INSTRUCTIONS TO FOLLOW:
Copy out each line containing "Convective" from the entries below.

· · · · · · ·

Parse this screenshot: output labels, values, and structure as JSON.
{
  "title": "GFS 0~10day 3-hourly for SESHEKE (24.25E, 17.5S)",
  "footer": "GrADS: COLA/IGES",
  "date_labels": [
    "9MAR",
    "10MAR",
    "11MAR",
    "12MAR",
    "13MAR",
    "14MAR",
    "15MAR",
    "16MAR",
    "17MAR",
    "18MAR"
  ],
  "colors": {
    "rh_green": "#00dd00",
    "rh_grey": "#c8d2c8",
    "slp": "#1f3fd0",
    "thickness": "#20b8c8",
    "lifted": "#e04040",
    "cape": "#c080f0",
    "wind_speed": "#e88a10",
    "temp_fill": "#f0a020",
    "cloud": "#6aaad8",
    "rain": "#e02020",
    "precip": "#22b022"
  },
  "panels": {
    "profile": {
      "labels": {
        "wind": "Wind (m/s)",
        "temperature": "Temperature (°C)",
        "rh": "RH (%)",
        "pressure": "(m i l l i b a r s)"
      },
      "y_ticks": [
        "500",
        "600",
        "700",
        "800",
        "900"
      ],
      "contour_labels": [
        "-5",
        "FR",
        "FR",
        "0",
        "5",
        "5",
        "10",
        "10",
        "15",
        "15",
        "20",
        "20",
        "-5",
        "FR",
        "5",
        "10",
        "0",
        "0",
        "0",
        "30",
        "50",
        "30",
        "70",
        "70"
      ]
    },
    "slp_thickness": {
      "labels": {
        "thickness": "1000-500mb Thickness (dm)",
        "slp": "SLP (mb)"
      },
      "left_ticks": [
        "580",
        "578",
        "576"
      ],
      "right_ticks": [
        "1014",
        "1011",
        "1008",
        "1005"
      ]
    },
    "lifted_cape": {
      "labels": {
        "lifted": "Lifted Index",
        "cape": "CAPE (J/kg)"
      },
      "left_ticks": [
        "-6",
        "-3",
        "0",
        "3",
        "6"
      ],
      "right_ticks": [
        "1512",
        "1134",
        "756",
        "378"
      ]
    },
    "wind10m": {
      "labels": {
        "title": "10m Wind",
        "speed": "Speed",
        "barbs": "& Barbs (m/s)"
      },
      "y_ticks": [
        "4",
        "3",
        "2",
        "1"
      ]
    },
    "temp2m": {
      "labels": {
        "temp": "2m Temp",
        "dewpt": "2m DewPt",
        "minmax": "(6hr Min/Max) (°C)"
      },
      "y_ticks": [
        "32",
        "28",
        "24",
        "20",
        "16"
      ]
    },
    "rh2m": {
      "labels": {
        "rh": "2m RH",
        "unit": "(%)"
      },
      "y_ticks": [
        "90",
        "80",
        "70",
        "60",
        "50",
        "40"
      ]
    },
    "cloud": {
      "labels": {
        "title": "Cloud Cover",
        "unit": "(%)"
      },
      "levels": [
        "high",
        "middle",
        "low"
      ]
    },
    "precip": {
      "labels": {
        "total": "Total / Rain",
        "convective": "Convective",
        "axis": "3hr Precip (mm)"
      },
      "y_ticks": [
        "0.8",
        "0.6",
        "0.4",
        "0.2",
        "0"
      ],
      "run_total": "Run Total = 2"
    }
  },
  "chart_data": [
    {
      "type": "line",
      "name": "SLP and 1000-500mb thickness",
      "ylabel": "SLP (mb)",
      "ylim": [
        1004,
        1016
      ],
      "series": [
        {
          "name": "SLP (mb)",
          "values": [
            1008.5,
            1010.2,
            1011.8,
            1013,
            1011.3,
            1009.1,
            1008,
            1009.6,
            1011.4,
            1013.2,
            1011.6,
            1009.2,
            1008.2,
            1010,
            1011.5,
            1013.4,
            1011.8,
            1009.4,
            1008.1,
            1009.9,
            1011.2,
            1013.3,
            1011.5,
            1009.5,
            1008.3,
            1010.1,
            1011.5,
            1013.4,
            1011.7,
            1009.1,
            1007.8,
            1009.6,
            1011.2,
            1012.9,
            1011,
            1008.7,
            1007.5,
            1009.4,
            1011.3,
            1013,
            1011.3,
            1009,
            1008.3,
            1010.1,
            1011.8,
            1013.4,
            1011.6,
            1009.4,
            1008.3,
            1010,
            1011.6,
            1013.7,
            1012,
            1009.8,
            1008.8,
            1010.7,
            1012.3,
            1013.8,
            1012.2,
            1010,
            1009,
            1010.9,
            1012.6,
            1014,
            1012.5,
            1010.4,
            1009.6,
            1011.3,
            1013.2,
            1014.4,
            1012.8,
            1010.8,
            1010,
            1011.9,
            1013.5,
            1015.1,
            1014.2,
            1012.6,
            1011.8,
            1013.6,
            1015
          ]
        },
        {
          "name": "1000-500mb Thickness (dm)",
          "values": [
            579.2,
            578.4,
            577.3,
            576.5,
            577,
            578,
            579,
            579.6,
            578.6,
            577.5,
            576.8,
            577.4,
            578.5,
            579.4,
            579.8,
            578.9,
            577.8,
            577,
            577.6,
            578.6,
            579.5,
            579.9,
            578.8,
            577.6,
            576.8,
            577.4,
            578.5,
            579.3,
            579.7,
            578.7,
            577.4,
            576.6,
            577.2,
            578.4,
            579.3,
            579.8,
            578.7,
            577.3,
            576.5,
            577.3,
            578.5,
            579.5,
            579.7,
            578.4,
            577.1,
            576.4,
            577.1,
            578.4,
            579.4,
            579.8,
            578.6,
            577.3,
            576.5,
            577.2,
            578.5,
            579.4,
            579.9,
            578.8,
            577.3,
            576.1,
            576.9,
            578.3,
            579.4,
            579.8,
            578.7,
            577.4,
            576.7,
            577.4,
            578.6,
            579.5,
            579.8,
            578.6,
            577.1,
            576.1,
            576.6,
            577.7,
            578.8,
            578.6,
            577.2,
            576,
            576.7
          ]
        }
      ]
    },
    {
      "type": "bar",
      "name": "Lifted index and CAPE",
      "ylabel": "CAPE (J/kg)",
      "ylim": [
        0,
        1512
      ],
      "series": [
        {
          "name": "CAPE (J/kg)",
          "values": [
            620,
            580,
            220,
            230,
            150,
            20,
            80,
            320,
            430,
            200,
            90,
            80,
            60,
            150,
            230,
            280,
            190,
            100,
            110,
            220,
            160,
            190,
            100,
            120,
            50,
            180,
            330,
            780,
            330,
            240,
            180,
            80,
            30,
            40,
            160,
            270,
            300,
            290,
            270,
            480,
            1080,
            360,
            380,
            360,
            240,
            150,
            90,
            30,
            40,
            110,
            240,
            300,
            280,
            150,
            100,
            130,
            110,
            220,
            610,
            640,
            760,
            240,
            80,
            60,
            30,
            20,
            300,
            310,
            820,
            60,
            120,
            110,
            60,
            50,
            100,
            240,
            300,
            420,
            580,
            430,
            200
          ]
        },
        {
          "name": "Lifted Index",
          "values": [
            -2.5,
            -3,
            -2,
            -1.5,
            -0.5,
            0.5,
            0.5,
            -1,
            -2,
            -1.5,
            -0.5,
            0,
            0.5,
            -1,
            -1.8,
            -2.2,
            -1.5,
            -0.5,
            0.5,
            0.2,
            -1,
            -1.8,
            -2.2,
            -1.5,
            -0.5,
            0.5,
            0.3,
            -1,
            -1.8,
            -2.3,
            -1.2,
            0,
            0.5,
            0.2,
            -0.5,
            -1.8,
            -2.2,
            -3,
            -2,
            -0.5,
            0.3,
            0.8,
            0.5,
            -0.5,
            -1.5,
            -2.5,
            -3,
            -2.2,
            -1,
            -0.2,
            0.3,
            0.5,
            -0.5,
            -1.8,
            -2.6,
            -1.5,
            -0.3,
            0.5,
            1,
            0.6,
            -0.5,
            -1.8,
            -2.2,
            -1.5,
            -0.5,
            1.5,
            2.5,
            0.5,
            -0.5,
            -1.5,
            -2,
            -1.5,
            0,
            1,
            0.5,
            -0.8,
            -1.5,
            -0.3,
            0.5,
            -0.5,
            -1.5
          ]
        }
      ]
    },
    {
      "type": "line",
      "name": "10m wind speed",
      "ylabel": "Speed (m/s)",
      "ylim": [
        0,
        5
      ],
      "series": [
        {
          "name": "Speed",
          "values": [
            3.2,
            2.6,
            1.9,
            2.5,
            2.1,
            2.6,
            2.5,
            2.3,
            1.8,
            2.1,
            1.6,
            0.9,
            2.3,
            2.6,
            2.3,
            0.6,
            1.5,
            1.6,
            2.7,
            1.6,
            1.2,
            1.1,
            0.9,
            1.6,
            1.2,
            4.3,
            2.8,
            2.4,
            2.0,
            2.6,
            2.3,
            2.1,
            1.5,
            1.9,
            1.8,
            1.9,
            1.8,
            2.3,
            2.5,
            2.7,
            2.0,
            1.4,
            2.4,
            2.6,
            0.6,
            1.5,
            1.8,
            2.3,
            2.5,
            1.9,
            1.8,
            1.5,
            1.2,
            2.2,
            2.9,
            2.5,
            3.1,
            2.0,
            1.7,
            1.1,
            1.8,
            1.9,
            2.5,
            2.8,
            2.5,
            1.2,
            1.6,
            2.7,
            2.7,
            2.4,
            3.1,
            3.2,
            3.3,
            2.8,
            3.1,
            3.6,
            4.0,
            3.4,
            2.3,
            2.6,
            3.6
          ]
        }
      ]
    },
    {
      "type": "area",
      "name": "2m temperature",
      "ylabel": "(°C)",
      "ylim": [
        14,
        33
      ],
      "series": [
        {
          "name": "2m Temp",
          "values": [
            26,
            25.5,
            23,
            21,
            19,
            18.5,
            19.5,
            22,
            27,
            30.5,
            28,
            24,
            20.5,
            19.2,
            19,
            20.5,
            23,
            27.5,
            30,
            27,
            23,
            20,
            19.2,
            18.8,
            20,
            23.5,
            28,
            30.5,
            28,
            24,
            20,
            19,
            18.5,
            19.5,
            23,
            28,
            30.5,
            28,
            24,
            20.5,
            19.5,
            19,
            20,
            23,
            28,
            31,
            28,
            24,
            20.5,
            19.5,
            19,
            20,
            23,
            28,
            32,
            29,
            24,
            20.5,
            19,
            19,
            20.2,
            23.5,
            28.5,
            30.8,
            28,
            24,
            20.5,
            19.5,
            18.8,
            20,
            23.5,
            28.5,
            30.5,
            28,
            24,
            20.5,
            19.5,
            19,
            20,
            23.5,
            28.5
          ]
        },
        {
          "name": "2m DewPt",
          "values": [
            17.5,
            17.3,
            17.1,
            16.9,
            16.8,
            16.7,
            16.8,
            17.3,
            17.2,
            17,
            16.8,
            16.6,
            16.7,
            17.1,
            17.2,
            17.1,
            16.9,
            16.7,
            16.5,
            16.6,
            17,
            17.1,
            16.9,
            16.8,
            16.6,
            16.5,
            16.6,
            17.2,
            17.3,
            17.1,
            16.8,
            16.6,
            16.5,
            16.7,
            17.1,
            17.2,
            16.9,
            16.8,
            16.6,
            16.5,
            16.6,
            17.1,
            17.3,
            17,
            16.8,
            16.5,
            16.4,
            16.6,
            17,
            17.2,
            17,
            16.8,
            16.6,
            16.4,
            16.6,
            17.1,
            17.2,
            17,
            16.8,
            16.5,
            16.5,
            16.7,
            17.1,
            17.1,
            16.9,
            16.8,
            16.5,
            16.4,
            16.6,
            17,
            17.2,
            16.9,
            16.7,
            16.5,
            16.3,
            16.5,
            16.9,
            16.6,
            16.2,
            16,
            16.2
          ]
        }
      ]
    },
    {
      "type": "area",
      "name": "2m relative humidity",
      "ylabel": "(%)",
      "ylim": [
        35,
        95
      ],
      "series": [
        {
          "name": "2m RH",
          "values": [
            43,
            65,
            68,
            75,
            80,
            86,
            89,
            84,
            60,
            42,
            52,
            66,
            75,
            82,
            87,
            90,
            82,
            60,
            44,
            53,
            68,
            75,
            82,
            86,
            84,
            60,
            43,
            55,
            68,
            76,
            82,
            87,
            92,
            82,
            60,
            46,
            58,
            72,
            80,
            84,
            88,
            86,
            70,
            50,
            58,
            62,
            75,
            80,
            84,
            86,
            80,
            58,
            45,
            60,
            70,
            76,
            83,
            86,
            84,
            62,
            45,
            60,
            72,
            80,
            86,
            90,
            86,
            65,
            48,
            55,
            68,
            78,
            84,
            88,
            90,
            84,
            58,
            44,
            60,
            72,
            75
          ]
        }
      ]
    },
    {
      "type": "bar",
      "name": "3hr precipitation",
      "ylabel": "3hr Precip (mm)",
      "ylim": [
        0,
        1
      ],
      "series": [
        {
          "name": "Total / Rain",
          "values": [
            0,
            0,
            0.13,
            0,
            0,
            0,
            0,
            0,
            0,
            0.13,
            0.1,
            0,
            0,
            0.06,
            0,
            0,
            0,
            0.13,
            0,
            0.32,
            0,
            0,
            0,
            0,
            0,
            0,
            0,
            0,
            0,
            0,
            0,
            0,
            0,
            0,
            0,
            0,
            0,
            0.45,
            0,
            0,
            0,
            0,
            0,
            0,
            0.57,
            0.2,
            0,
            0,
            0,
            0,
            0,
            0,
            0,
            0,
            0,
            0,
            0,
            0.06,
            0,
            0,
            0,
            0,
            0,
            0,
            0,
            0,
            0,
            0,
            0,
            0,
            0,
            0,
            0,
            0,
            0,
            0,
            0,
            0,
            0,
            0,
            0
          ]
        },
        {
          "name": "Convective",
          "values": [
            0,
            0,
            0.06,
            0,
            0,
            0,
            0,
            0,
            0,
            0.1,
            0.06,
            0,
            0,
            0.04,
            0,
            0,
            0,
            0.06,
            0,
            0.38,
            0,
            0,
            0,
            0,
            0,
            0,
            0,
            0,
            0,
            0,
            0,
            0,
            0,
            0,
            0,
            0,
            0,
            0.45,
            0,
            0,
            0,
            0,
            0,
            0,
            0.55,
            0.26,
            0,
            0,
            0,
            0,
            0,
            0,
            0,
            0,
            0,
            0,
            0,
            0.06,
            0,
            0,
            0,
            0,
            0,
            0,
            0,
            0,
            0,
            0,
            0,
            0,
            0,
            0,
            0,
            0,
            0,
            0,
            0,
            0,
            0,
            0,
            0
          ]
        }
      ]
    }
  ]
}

· · · · · · ·

WRITTEN ANSWER:
        "convective": "Convective",
          "name": "Convective",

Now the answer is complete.